WORK TO DO
Your answer should be only a number: how many lines include the word "проведения".

RECORD EXTRACTS
================================

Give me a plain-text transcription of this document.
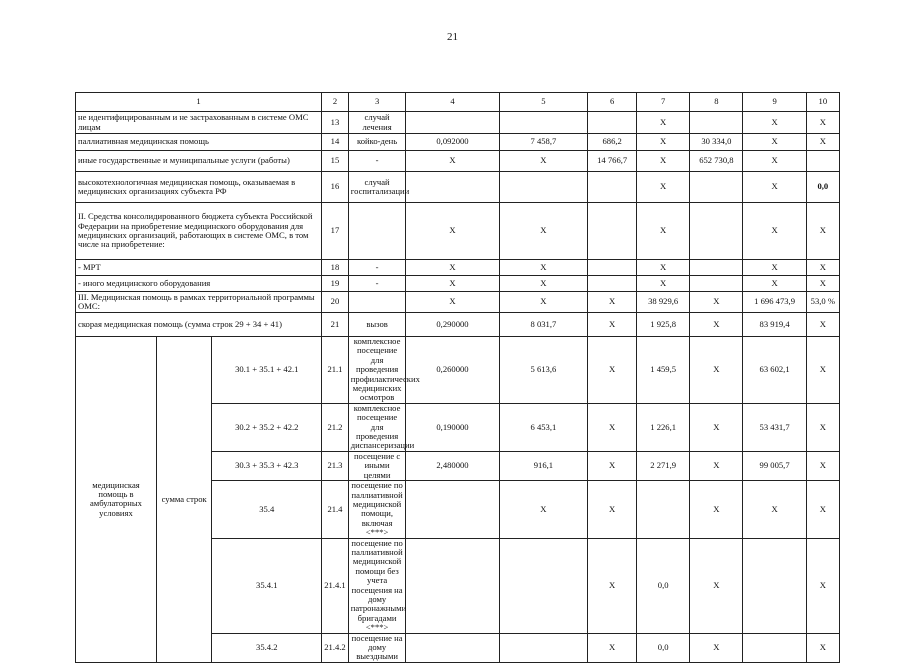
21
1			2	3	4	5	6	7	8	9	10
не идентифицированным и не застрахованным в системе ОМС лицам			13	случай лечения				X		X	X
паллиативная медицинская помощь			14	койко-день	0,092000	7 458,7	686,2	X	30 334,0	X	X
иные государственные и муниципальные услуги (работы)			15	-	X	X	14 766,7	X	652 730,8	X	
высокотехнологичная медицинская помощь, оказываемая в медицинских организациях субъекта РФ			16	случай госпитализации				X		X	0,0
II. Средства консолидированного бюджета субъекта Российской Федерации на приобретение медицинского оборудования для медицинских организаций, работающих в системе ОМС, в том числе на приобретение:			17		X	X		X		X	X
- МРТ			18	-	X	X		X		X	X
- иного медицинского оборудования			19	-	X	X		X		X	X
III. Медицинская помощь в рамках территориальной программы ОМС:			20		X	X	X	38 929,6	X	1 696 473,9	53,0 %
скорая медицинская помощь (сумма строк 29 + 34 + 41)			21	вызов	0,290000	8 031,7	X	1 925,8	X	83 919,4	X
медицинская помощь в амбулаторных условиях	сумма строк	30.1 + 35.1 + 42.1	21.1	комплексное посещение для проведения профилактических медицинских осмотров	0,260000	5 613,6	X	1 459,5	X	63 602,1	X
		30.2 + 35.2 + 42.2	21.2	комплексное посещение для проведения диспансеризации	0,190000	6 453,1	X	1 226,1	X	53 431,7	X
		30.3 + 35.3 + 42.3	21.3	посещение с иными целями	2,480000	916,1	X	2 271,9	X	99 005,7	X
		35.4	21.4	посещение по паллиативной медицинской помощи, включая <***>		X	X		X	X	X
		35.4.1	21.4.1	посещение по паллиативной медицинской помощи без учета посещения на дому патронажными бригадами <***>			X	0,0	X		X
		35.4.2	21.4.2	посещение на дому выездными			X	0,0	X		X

================================

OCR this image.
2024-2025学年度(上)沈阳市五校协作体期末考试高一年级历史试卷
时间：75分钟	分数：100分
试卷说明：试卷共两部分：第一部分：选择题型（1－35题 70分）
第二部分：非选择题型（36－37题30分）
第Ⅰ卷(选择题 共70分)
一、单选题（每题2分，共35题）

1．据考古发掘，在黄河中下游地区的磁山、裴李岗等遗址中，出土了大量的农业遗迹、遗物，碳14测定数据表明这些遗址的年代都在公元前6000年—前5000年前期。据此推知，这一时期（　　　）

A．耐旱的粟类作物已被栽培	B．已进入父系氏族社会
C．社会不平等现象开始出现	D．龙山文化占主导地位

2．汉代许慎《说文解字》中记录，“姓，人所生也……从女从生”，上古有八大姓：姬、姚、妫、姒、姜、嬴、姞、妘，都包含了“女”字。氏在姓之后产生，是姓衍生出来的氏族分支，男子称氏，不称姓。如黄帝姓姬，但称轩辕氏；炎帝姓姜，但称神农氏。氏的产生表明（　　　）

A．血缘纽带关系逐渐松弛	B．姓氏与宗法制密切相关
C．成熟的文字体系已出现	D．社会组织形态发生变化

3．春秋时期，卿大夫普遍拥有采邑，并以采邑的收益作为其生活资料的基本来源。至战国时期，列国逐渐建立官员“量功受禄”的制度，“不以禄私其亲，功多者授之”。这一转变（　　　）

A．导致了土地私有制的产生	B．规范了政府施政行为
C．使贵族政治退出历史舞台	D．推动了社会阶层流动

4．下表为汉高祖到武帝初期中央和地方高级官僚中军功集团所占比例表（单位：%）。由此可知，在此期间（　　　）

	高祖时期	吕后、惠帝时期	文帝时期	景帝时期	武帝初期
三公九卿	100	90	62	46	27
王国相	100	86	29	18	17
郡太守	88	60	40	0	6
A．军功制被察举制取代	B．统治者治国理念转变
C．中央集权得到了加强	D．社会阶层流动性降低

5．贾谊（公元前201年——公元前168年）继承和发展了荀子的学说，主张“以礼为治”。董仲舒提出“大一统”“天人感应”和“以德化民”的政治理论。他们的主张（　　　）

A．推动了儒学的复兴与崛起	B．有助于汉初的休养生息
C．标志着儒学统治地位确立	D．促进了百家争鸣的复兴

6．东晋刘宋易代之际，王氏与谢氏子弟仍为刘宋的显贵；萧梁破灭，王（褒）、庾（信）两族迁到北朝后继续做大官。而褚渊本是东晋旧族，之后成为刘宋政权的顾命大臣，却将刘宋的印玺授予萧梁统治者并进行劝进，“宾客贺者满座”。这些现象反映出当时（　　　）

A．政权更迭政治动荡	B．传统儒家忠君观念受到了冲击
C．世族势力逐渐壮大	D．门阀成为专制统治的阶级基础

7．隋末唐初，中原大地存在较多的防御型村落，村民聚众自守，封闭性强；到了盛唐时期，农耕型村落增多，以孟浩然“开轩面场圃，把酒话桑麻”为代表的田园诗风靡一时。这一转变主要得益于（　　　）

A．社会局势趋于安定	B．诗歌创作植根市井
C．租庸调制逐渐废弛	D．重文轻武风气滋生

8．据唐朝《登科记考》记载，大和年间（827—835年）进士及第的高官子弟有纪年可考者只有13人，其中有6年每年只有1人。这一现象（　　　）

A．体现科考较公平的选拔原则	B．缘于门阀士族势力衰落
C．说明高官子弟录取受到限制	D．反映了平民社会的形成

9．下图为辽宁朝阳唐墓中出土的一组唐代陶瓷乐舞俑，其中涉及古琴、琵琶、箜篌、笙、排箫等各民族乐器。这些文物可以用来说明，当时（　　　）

================================

ANSWER TO THE TASK
2